### Page text
■ ■ ■ ■

If you have a spare drive of the same size or larger, you can try dd, or 
probably better yet, merge dd-rescue and try it.  They copy a file or 
part of one, in this case an entire block device, from one location to 
another, "raw".  What you want to do is copy the entire bad device, /dev/
sdc above, to the new device.  Then you have a copy to play around with 
without worrying about making the bad device worse before you get 
whatever you were trying to get off of it, off.

dd-rescue is different than dd in that if there are bad blocks, it will 
run until it starts hitting them, then it will work backwards from the 
other end until it hits them there, then it'll try blocks in the middle.  
Thus, if you have good blocks, bad blocks, good blocks, bad blocks, good 
blocks, dd-rescue recovers more of the disk in a reasonable amount of 
time, as compared to straight dd, which will try straight thru only.

(The problem is that once you start hitting bad blocks, everything slows 
down, because the system tries and retries the bad block multiple times 
before giving up, taking minutes to read a block or finally decide it 
can't, before moving on, where it'd read a good block in seconds.  Thus, 
to work thru even a few hundred bad blocks can take DAYS.  Giving up 
after a few and starting from the other end, then trying in the middle, 
increases the number of blocks recovered, without sitting there waiting 
for days for it to work thru all the bad ones and get to the rest of the 
good ones again, and that's what dd-rescue does for you, automates the 
give up and try from the other end and then in the middle stuff.)

The thing to remember when working with either program is that you want 
to be **VERY** **SURE** you get the right devices specified, particularly 
for the output device.  If you tell it to write to the device that your 
main system is on instead of the new empty device, it WILL overwrite your 
main system device, boot record, partition table, and all.  Thus, make 
TRIPLE SURE you have the right output device specified before you hit 
that enter key.

The reason I'm suggesting dd/dd-rescue is because they'll grab the raw 
data (what they can of it) directly off of the device you point them at (/
dev/sdc above, but as I said, be absolutely sure the devices aren't 
reordered after you attach the new one).  Since you can't mount the 
partition, you need something that can grab the info off of the 
unpartitioned drive itself.  Then, once you get a copy to work with, you 
can check what fdisk says about it and go from there.

In fact, if the data is worth it and you have the money, you may want to 
get TWO replacement drives, one to make a "safe" copy to, and a second to 
make a working copy (from the safe copy) to.  Then you play with the 
working copy, and if you screw up, you can simply recopy from the safe 
copy, without having to go back to the damaged drive -- because it's 
possible you'll only get the one chance to get stuff off of the damaged 
one.

If the damage is severe enough dd-rescue can't pull anything off, 
consider wrapping the drive in paper for padding and moisture absorption) 
then plastic (preferably double- or triple-wrapped), then put it in your 
freezer overnight.  There are quite a number of tales of folks that had 
dead drives that they were able to revive long enough by freezing them, 
to get the stuff or at least part of the stuff off that they needed to.

■ ■ ■ ■

### Task requirements
Reproduce verbatim the section of the drive recovery text that begins with the words containing "then plastic (preferably" and ends with "they needed to.". The material that follows comes from an unrelated source.

### Dataset content
■ ■ ■ ■

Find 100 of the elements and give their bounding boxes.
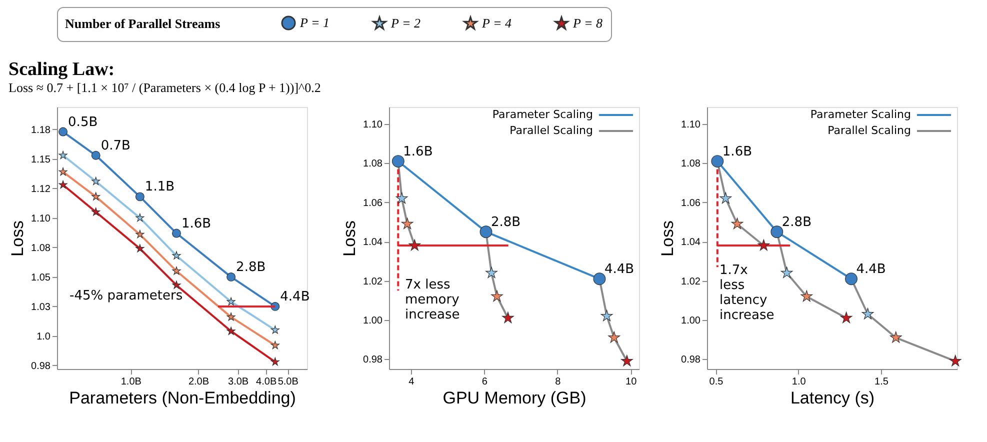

■ ■ ■ ■

### Written answer
then plastic (preferably double- or triple-wrapped), then put it in your 
freezer overnight.  There are quite a number of tales of folks that had 
dead drives that they were able to revive long enough by freezing them, 
to get the stuff or at least part of the stuff off that they needed to.